▶ Stated problem: Print the lines of the listing between the line holding "keyboard-key[interactable]: % 5" and the line holding "tab-label: PROFILES [685, 50, 755, 68]", inclusive, and reproduce them exactly as they appear.

****************

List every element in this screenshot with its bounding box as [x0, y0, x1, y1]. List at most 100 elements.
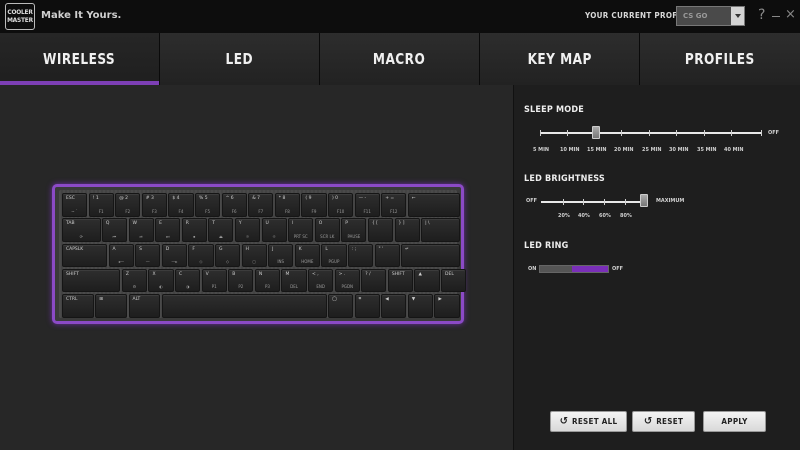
keyboard-key[interactable]: % 5 F5 [195, 193, 221, 217]
keyboard-key[interactable]: @ 2 F2 [115, 193, 141, 217]
keyboard-key[interactable]: + = F12 [381, 193, 407, 217]
keyboard-key[interactable]: A ◂— [108, 243, 134, 268]
keyboard-key[interactable]: ▲ [414, 268, 440, 293]
keyboard-key[interactable]: W ⏯ [128, 218, 154, 242]
key-sublabel: DEL [290, 284, 298, 290]
keyboard-key[interactable]: ← [407, 193, 460, 217]
led-ring-toggle[interactable] [539, 265, 609, 273]
keyboard-key[interactable]: CTRL [62, 294, 94, 318]
sleep-option-label: 10 MIN [560, 147, 580, 153]
keyboard-key[interactable]: L PGUP [321, 243, 347, 268]
keyboard-key[interactable]: $ 4 F4 [168, 193, 194, 217]
keyboard-key[interactable]: CAPSLK [62, 243, 108, 268]
reset-button[interactable]: ↺ RESET [632, 411, 695, 432]
keyboard-key[interactable]: ◯ [328, 294, 354, 318]
key-label: # 3 [145, 196, 154, 201]
tab-label: PROFILES [685, 50, 755, 68]
close-icon[interactable]: × [785, 7, 796, 22]
keyboard-key[interactable]: ! 1 F1 [88, 193, 114, 217]
keyboard-key[interactable]: R ⏹ [181, 218, 207, 242]
keyboard-key[interactable]: Y ☼ [234, 218, 261, 242]
keyboard-key[interactable]: ↵ [401, 243, 460, 268]
keyboard-key[interactable]: H ◻ [241, 243, 267, 268]
tab-wireless[interactable]: WIRELESS [0, 33, 160, 85]
keyboard-key[interactable]: " ' [374, 243, 400, 268]
keyboard-key[interactable]: Q ⏮ [101, 218, 128, 242]
keyboard-key[interactable]: { [ [367, 218, 394, 242]
led-brightness-slider-thumb[interactable] [640, 194, 648, 207]
keyboard-key[interactable]: G ◇ [214, 243, 241, 268]
tab-led[interactable]: LED [160, 33, 320, 85]
keyboard-key[interactable]: SHIFT [387, 268, 414, 293]
profile-select-value: CS GO [683, 12, 708, 20]
keyboard-key[interactable]: ▼ [407, 294, 433, 318]
key-label: > . [338, 271, 346, 277]
sleep-mode-slider-track[interactable] [540, 132, 762, 134]
key-label: H [245, 246, 249, 252]
keyboard-key[interactable]: T ⏏ [208, 218, 234, 242]
keyboard-key[interactable]: ( 9 F9 [301, 193, 327, 217]
keyboard-key[interactable]: DEL [441, 268, 467, 293]
keyboard-key[interactable]: SHIFT [62, 268, 121, 293]
sleep-option-label: OFF [768, 130, 779, 136]
keyboard-key[interactable]: ⌗ [354, 294, 380, 318]
tab-key-map[interactable]: KEY MAP [480, 33, 640, 85]
keyboard-key[interactable]: C ◑ [175, 268, 201, 293]
key-label: ALT [132, 297, 141, 303]
keyboard-key[interactable]: K HOME [294, 243, 320, 268]
sleep-mode-slider-thumb[interactable] [592, 126, 600, 139]
keyboard-key[interactable]: F ◇ [188, 243, 214, 268]
keyboard-key[interactable]: S — [135, 243, 161, 268]
keyboard-key[interactable]: ESC ~ ` [62, 193, 88, 217]
keyboard-key[interactable]: V P1 [201, 268, 227, 293]
tab-macro[interactable]: MACRO [320, 33, 480, 85]
keyboard-key[interactable]: & 7 F7 [248, 193, 274, 217]
keyboard-key[interactable]: : ; [347, 243, 374, 268]
tab-profiles[interactable]: PROFILES [640, 33, 800, 85]
key-label: B [232, 271, 236, 277]
keyboard-key[interactable]: | \ [421, 218, 460, 242]
led-brightness-slider-track[interactable] [541, 201, 646, 203]
keyboard-key[interactable]: > . PGDN [334, 268, 360, 293]
keyboard-key[interactable]: ? / [361, 268, 387, 293]
keyboard-key[interactable]: < , END [308, 268, 334, 293]
keyboard-key[interactable]: — - F11 [354, 193, 380, 217]
keyboard-key[interactable]: ALT [128, 294, 161, 318]
keyboard-key[interactable]: ◀ [381, 294, 407, 318]
keyboard-key[interactable]: D —▸ [161, 243, 187, 268]
key-label: L [325, 246, 328, 252]
keyboard-key[interactable]: ⊞ [95, 294, 128, 318]
keyboard-key[interactable]: X ◐ [148, 268, 174, 293]
keyboard-key[interactable]: O SCR LK [314, 218, 340, 242]
keyboard-key[interactable]: B P2 [228, 268, 254, 293]
minimize-icon[interactable] [772, 16, 780, 17]
keyboard-key[interactable]: * 8 F8 [274, 193, 300, 217]
apply-button[interactable]: APPLY [703, 411, 766, 432]
keyboard-key[interactable]: } ] [394, 218, 420, 242]
profile-select[interactable]: CS GO [676, 6, 745, 26]
key-label: S [139, 246, 142, 252]
key-label: < , [312, 271, 319, 277]
key-sublabel: — [145, 259, 150, 265]
keyboard-key[interactable]: TAB ⟳ [62, 218, 101, 242]
keyboard-key[interactable]: N P3 [254, 268, 281, 293]
keyboard-key[interactable]: E ⏭ [155, 218, 181, 242]
keyboard-key[interactable]: J INS [268, 243, 294, 268]
keyboard-key[interactable]: I PRT SC [288, 218, 314, 242]
keyboard-key[interactable]: ^ 6 F6 [221, 193, 247, 217]
reset-all-button[interactable]: ↺ RESET ALL [550, 411, 627, 432]
keyboard-key[interactable]: P PAUSE [341, 218, 367, 242]
chevron-down-icon[interactable] [731, 7, 744, 25]
keyboard-key[interactable]: U ☼ [261, 218, 287, 242]
keyboard-key[interactable]: # 3 F3 [141, 193, 167, 217]
current-profile-label: YOUR CURRENT PROFILE [585, 11, 691, 20]
keyboard-key[interactable]: ) 0 F10 [328, 193, 354, 217]
keyboard-key[interactable]: Z ⚙ [121, 268, 148, 293]
key-label: } ] [398, 221, 405, 227]
keyboard-key[interactable]: ▶ [434, 294, 460, 318]
sleep-option-label: 30 MIN [669, 147, 689, 153]
key-label: O [318, 221, 323, 227]
help-icon[interactable]: ? [758, 7, 765, 23]
keyboard-key[interactable]: M DEL [281, 268, 307, 293]
keyboard-key[interactable] [161, 294, 327, 318]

****************

▶ Solution for this problem:
keyboard-key[interactable]: % 5 F5 [195, 193, 221, 217]
keyboard-key[interactable]: @ 2 F2 [115, 193, 141, 217]
keyboard-key[interactable]: + = F12 [381, 193, 407, 217]
keyboard-key[interactable]: A ◂— [108, 243, 134, 268]
keyboard-key[interactable]: ▲ [414, 268, 440, 293]
keyboard-key[interactable]: W ⏯ [128, 218, 154, 242]
key-sublabel: DEL [290, 284, 298, 290]
keyboard-key[interactable]: ← [407, 193, 460, 217]
led-ring-toggle[interactable] [539, 265, 609, 273]
keyboard-key[interactable]: CTRL [62, 294, 94, 318]
sleep-option-label: 10 MIN [560, 147, 580, 153]
keyboard-key[interactable]: L PGUP [321, 243, 347, 268]
keyboard-key[interactable]: $ 4 F4 [168, 193, 194, 217]
keyboard-key[interactable]: CAPSLK [62, 243, 108, 268]
reset-button[interactable]: ↺ RESET [632, 411, 695, 432]
keyboard-key[interactable]: ◯ [328, 294, 354, 318]
key-label: # 3 [145, 196, 154, 201]
tab-label: PROFILES [685, 50, 755, 68]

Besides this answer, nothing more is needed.